> _Items from a figure collection_

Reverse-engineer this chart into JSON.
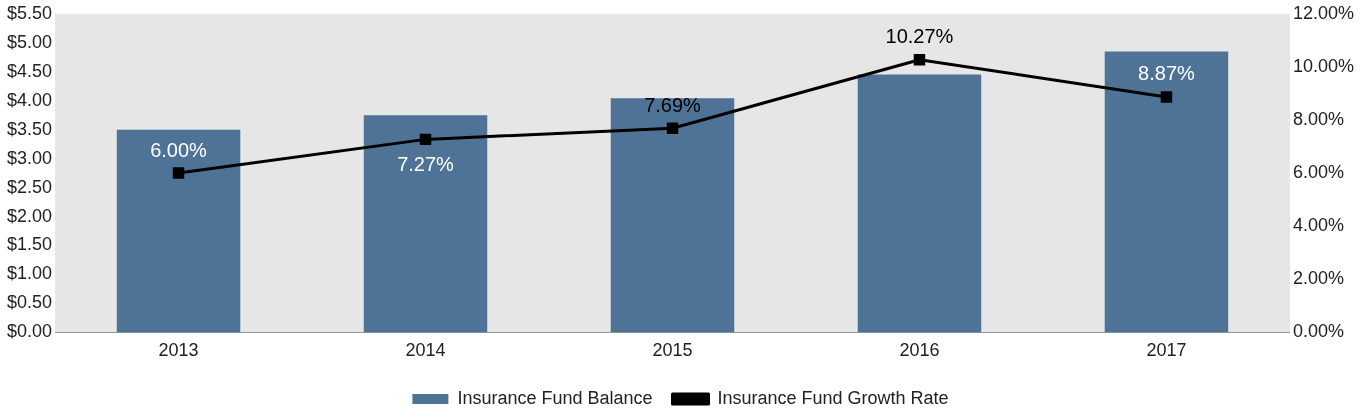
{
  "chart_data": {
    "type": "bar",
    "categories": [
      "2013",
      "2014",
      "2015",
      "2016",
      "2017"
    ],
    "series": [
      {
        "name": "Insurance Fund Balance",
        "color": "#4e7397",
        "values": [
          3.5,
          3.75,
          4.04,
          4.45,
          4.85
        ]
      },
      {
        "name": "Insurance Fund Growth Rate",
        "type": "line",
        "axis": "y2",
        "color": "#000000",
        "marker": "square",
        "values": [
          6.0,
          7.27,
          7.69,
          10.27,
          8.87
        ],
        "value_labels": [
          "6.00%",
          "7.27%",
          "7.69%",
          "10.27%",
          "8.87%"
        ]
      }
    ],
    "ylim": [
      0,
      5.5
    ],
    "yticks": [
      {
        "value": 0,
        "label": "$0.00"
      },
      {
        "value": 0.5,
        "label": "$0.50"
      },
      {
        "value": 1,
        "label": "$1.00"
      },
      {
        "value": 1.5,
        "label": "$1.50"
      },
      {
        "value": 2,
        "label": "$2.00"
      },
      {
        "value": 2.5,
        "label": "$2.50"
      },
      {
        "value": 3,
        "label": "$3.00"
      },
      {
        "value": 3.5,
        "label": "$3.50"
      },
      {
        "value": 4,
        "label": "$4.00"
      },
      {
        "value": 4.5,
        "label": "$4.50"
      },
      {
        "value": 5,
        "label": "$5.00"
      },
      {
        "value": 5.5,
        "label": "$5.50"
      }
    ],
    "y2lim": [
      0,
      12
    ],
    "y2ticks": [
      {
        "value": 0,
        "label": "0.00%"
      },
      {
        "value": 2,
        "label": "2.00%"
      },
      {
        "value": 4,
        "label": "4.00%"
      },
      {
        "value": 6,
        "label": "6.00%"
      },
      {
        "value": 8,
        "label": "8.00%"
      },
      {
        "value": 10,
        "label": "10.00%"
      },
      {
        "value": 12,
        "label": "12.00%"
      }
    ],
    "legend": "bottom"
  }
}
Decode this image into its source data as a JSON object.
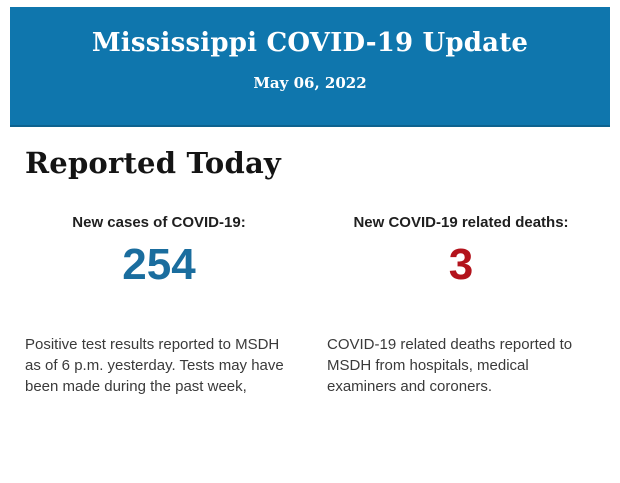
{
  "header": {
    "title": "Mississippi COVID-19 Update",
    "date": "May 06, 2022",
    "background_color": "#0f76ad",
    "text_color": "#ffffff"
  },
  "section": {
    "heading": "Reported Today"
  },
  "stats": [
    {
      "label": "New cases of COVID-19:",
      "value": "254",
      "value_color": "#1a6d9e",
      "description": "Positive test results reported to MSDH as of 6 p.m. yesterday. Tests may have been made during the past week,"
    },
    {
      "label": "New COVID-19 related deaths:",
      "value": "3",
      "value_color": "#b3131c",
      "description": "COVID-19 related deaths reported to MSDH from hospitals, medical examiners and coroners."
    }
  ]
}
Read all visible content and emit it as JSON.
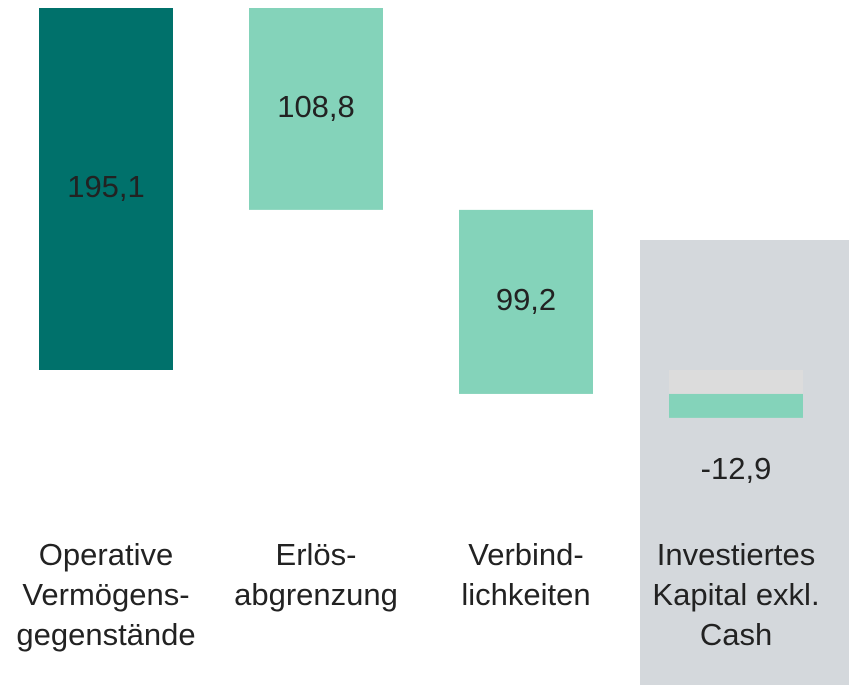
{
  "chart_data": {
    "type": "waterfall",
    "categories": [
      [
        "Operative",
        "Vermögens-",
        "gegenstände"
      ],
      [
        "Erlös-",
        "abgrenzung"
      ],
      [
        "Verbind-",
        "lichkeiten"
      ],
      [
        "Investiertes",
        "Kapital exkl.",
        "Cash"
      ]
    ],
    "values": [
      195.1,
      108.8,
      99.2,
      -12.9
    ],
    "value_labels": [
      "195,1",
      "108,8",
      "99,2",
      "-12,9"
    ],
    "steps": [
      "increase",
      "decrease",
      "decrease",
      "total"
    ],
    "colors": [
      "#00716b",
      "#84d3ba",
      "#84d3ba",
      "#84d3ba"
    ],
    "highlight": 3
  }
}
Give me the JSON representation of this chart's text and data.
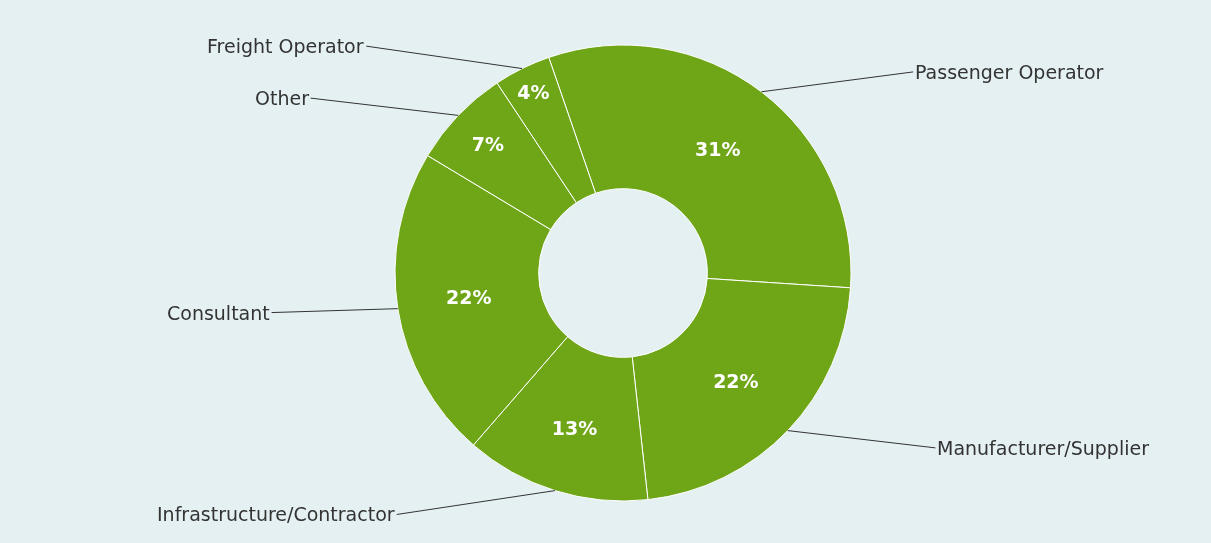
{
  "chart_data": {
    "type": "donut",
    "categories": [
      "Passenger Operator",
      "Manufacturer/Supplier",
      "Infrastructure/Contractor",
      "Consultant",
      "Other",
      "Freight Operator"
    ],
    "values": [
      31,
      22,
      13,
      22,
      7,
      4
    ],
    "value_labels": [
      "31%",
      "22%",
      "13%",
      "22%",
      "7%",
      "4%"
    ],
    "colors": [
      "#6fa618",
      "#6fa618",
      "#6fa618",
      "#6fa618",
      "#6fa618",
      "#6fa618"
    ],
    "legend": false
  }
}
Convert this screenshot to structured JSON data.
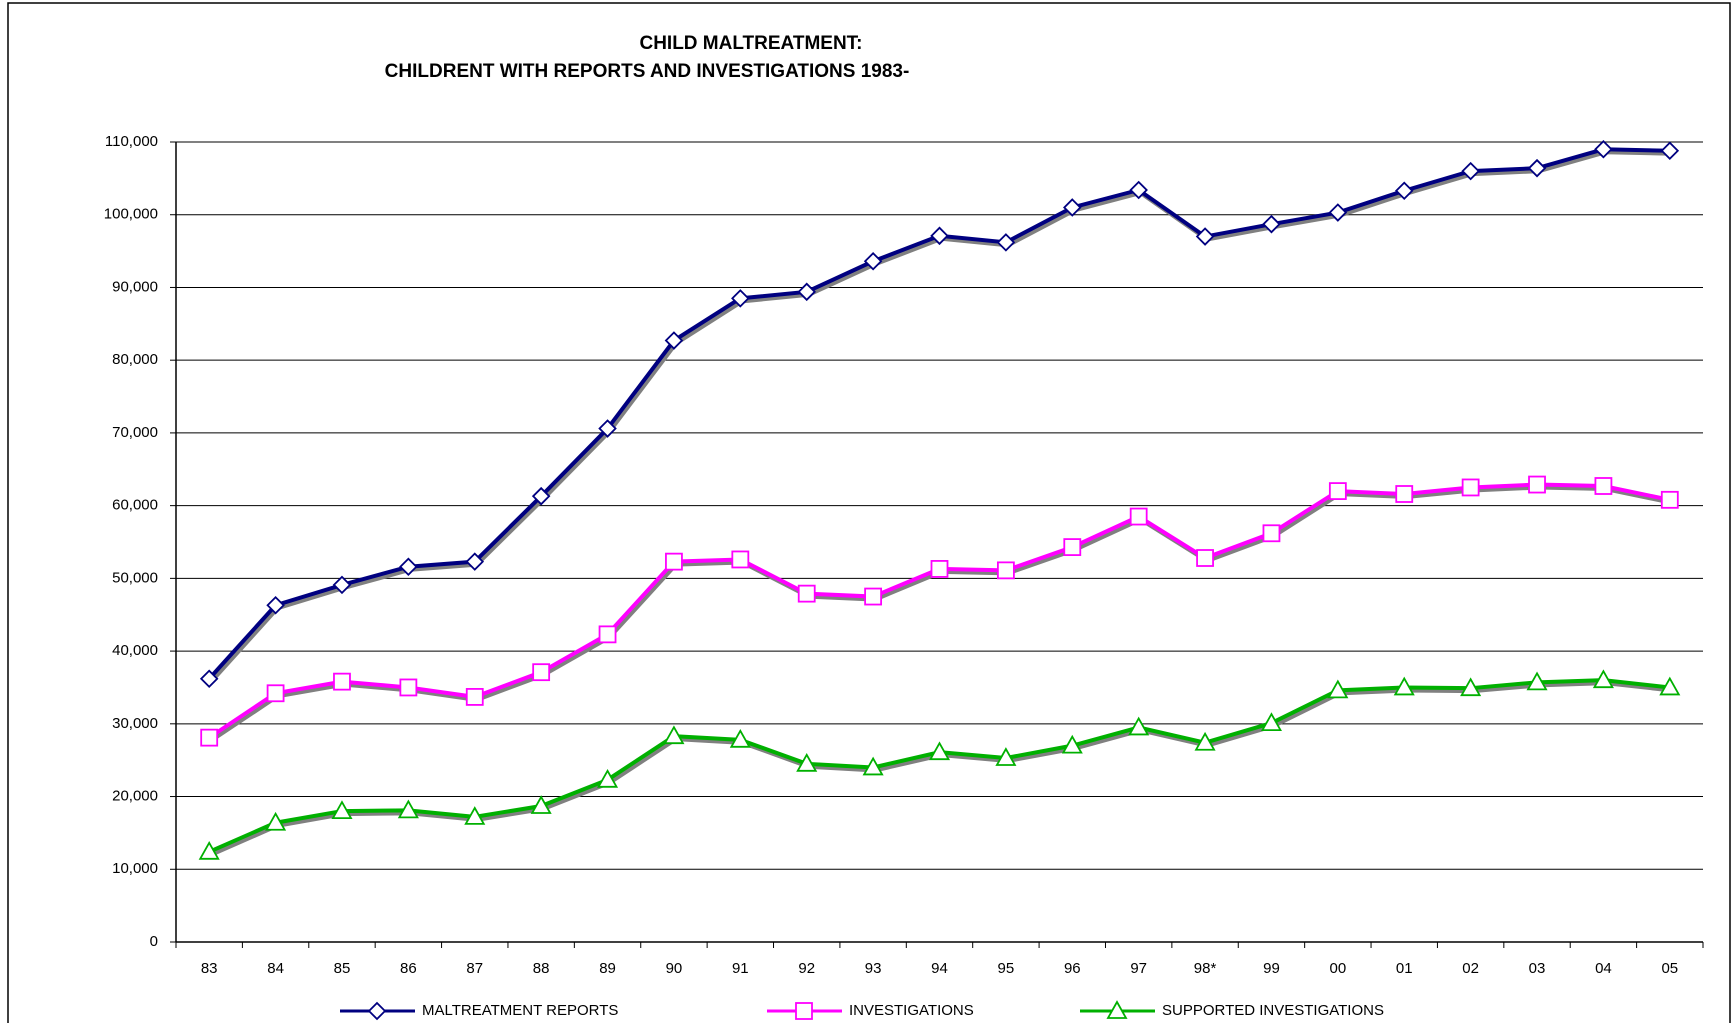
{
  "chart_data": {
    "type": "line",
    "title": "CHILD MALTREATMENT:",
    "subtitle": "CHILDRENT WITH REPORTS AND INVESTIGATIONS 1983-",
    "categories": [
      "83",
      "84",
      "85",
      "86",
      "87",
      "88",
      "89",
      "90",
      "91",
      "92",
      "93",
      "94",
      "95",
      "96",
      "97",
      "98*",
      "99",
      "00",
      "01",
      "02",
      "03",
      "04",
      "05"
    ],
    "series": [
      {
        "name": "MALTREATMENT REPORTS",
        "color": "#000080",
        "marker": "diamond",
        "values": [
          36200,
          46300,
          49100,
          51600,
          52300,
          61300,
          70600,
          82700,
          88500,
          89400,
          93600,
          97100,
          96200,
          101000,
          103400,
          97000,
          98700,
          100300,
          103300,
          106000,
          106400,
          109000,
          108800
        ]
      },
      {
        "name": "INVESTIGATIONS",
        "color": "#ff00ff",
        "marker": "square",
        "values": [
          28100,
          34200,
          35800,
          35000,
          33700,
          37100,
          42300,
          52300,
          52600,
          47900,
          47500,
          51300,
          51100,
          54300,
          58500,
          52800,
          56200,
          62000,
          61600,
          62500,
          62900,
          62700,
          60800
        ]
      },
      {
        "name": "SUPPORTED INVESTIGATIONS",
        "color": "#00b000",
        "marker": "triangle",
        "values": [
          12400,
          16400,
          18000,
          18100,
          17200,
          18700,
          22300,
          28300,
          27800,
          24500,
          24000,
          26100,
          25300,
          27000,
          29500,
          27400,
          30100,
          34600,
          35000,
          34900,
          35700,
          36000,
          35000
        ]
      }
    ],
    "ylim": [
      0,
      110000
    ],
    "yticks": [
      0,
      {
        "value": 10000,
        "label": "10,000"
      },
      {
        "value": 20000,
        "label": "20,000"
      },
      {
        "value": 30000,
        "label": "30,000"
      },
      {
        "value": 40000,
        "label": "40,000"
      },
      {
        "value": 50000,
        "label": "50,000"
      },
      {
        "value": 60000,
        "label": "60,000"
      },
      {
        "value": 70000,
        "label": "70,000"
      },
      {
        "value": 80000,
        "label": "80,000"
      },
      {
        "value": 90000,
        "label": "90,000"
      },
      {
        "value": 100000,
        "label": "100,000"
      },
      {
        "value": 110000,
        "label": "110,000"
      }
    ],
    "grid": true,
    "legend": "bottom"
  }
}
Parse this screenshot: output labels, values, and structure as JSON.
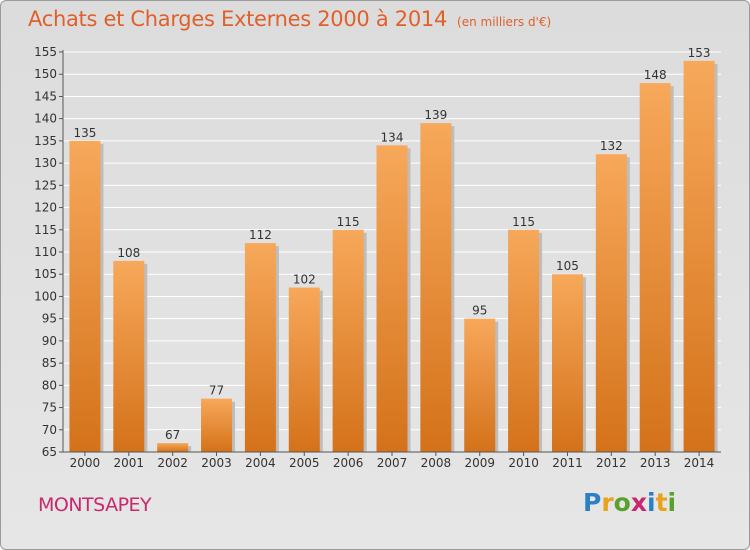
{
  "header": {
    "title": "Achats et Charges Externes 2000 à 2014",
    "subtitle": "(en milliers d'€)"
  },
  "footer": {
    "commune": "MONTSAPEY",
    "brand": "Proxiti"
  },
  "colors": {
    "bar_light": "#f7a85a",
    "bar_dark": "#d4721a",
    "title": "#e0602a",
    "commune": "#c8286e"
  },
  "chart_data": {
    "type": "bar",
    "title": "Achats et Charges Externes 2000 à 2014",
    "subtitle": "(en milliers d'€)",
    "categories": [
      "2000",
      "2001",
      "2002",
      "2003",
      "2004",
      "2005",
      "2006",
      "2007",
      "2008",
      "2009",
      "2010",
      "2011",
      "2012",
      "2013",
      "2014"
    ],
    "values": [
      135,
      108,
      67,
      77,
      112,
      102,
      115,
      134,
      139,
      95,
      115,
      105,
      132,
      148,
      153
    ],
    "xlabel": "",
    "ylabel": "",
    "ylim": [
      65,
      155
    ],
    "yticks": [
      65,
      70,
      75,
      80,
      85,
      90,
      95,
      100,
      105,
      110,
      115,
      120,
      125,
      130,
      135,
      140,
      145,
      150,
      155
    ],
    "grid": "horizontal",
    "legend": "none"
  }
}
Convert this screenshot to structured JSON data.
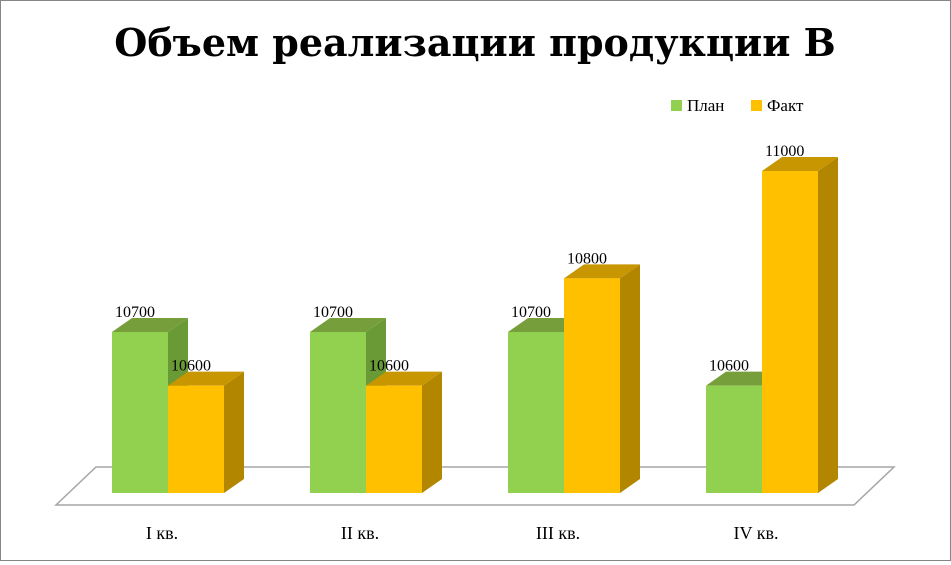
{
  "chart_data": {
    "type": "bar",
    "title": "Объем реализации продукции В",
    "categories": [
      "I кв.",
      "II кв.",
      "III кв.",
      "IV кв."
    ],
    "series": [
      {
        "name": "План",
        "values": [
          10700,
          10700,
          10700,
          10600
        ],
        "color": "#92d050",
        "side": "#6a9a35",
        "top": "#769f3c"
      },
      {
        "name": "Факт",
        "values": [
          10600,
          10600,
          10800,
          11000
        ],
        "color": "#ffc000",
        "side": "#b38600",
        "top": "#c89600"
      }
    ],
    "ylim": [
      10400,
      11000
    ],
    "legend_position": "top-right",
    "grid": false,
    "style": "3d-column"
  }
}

> _Stated task_
Track down every line of the material containing the string "Operator", and copy it.

> _Exercise solution_
      "Passenger Operator",
      "Freight Operator"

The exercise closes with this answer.